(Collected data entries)
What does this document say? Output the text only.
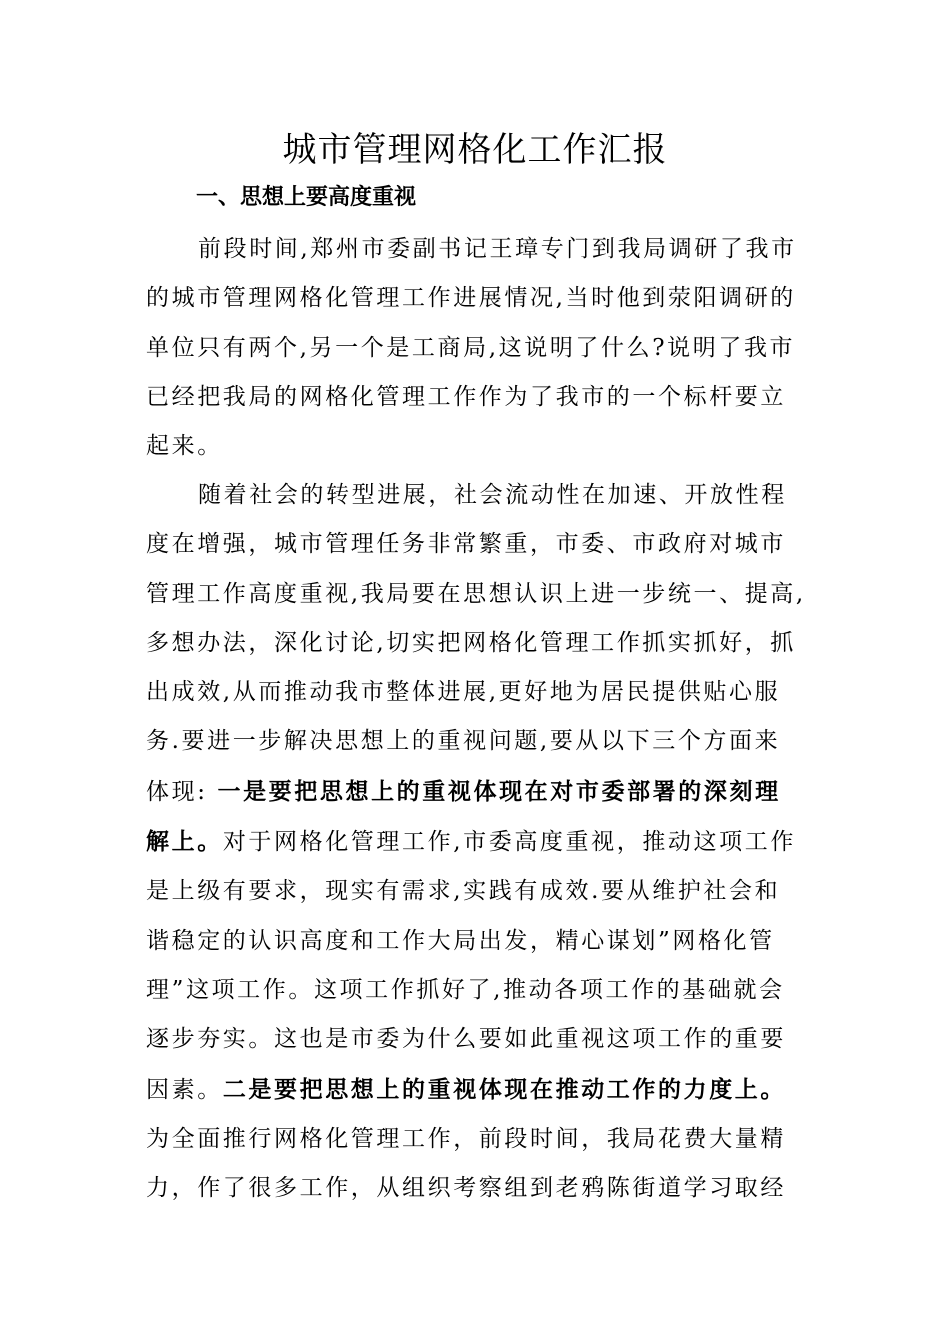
城市管理网格化工作汇报
一、思想上要高度重视
前段时间,郑州市委副书记王璋专门到我局调研了我市
的城市管理网格化管理工作进展情况,当时他到荥阳调研的
单位只有两个,另一个是工商局,这说明了什么?说明了我市
已经把我局的网格化管理工作作为了我市的一个标杆要立
起来。
随着社会的转型进展，社会流动性在加速、开放性程
度在增强，城市管理任务非常繁重，市委、市政府对城市
管理工作高度重视,我局要在思想认识上进一步统一、提高,
多想办法，深化讨论,切实把网格化管理工作抓实抓好，抓
出成效,从而推动我市整体进展,更好地为居民提供贴心服
务.要进一步解决思想上的重视问题,要从以下三个方面来
体现: 一是要把思想上的重视体现在对市委部署的深刻理
解上。对于网格化管理工作,市委高度重视，推动这项工作
是上级有要求，现实有需求,实践有成效.要从维护社会和
谐稳定的认识高度和工作大局出发，精心谋划”网格化管
理”这项工作。这项工作抓好了,推动各项工作的基础就会
逐步夯实。这也是市委为什么要如此重视这项工作的重要
因素。二是要把思想上的重视体现在推动工作的力度上。
为全面推行网格化管理工作，前段时间，我局花费大量精
力，作了很多工作，从组织考察组到老鸦陈街道学习取经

**What the task asks:** Copy every line above in which the string "前段时间" shows up.

**Complete answer:**
前段时间,郑州市委副书记王璋专门到我局调研了我市
为全面推行网格化管理工作，前段时间，我局花费大量精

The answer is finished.